• WRITTEN REQUEST: Select, from the data, each line where "Daily" occurs.

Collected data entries
start
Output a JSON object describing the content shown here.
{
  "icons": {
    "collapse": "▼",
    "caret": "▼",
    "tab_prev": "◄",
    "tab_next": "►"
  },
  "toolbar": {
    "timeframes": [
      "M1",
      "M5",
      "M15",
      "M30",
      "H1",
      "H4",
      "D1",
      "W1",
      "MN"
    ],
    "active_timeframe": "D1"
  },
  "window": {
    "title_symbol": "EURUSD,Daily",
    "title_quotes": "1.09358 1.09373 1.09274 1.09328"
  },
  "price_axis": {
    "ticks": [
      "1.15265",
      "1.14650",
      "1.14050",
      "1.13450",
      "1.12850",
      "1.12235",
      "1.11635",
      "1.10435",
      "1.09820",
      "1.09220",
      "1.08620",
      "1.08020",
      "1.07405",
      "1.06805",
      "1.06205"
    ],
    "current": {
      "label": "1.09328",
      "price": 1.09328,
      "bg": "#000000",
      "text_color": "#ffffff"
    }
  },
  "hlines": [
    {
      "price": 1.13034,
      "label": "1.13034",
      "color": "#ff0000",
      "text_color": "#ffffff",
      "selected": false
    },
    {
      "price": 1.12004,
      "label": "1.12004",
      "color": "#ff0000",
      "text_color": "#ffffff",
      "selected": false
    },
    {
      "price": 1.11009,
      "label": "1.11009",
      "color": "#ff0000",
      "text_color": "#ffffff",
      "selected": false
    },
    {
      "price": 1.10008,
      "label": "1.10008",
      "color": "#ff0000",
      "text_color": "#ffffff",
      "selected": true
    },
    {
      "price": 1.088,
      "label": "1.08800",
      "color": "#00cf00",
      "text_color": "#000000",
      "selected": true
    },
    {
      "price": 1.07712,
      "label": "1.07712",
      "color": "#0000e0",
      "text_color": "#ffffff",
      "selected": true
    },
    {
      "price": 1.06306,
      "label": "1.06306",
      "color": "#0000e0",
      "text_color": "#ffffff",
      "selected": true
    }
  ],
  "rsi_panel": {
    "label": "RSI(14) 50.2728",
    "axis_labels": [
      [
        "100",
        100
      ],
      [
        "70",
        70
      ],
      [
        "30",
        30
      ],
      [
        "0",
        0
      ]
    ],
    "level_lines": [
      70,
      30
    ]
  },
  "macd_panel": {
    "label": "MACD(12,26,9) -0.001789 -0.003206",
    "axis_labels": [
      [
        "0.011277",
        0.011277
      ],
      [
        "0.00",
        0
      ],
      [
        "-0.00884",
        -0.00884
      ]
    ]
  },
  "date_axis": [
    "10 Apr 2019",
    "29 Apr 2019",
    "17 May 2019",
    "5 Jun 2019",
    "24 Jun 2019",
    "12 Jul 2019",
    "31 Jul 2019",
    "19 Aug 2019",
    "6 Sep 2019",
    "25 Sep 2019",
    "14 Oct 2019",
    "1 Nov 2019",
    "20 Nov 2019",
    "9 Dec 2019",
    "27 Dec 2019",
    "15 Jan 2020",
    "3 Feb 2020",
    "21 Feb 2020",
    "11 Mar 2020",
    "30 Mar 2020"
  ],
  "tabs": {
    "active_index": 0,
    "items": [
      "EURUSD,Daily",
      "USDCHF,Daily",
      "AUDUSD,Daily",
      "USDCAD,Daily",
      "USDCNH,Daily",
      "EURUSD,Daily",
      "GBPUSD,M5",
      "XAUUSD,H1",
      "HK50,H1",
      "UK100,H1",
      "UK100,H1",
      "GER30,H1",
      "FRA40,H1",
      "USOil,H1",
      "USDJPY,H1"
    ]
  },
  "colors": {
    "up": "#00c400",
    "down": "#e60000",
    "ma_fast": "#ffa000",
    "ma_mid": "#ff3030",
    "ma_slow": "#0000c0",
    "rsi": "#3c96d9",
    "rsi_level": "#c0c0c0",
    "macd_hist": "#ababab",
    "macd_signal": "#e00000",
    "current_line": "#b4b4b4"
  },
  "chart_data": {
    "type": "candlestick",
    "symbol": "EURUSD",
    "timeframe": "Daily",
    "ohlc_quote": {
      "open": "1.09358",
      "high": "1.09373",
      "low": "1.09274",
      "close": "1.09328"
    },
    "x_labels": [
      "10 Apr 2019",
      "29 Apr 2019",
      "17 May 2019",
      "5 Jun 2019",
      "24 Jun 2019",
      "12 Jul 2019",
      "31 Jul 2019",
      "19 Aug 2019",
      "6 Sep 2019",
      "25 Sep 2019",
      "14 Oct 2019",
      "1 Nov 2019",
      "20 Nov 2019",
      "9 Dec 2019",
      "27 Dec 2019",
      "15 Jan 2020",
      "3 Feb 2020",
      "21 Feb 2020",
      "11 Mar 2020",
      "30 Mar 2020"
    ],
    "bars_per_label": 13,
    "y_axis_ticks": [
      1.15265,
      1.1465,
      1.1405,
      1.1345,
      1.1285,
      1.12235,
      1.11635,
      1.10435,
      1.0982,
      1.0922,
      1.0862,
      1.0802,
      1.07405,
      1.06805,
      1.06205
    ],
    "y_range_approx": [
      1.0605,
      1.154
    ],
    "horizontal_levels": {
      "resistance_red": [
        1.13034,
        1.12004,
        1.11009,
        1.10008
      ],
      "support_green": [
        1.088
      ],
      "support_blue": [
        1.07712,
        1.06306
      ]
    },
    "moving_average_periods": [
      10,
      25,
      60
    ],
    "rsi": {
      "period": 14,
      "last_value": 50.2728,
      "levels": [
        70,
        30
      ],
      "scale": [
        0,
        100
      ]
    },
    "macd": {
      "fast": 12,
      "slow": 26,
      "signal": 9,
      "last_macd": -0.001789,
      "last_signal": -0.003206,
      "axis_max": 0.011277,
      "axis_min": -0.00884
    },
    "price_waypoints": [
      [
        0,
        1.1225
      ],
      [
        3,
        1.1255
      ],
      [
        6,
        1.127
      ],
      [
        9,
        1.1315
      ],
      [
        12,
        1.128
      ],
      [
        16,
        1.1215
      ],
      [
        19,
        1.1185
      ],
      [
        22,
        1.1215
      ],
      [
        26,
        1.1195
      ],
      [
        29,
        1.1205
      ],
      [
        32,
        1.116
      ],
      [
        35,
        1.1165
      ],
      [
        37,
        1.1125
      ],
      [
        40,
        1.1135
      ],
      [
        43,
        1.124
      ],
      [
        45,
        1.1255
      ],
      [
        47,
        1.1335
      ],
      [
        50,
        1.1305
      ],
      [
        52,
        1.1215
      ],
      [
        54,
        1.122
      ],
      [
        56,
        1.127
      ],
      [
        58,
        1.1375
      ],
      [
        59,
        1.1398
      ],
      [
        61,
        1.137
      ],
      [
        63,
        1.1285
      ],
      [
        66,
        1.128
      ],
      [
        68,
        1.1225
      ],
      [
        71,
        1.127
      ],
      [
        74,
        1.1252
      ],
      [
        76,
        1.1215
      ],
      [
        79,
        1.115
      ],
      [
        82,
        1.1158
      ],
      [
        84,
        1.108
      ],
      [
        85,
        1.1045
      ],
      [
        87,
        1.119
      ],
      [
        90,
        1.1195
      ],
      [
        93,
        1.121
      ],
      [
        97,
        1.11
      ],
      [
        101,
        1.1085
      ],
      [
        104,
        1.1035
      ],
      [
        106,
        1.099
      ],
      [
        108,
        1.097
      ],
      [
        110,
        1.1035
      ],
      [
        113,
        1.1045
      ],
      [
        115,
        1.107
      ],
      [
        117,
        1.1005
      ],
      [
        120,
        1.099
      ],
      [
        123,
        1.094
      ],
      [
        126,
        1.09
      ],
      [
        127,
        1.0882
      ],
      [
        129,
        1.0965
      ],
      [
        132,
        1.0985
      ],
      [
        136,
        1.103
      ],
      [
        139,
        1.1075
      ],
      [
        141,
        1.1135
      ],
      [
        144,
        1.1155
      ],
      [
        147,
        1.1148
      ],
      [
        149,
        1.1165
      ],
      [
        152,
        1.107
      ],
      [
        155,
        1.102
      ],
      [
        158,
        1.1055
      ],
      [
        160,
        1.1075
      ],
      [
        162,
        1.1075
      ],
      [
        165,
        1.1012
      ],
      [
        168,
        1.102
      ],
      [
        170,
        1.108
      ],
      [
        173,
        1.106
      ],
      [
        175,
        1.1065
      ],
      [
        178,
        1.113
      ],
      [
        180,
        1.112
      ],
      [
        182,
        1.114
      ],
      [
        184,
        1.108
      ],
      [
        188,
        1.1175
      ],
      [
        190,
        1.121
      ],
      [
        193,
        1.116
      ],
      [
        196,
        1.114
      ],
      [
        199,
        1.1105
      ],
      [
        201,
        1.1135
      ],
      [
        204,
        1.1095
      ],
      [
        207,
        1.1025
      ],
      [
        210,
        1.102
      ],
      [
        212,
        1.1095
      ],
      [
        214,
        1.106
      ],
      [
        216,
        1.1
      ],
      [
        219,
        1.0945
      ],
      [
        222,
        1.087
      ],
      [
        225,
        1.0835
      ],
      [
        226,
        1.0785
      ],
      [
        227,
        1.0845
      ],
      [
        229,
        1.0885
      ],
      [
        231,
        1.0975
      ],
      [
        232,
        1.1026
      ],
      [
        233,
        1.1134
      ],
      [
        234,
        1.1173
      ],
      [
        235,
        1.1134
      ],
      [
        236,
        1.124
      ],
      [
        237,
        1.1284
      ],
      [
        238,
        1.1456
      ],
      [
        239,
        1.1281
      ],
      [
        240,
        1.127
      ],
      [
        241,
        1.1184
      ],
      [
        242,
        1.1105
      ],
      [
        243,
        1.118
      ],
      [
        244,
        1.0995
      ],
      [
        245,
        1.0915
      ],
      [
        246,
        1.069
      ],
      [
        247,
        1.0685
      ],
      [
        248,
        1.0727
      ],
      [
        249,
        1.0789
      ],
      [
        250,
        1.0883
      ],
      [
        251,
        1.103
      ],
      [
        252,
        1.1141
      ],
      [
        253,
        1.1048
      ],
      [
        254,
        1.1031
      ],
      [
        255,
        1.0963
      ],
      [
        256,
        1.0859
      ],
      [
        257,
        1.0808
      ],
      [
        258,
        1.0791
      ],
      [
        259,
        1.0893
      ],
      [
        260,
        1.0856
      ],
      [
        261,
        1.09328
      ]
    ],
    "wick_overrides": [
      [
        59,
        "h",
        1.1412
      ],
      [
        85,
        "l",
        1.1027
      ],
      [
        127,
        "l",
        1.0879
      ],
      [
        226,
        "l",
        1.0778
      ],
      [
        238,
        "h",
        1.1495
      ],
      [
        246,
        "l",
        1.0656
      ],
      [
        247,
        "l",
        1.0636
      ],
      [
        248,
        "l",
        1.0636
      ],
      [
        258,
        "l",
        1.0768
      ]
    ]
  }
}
end
• WORKED ANSWER:
    "title_symbol": "EURUSD,Daily",
      "EURUSD,Daily",
      "USDCHF,Daily",
      "AUDUSD,Daily",
      "USDCAD,Daily",
      "USDCNH,Daily",
      "EURUSD,Daily",
    "timeframe": "Daily",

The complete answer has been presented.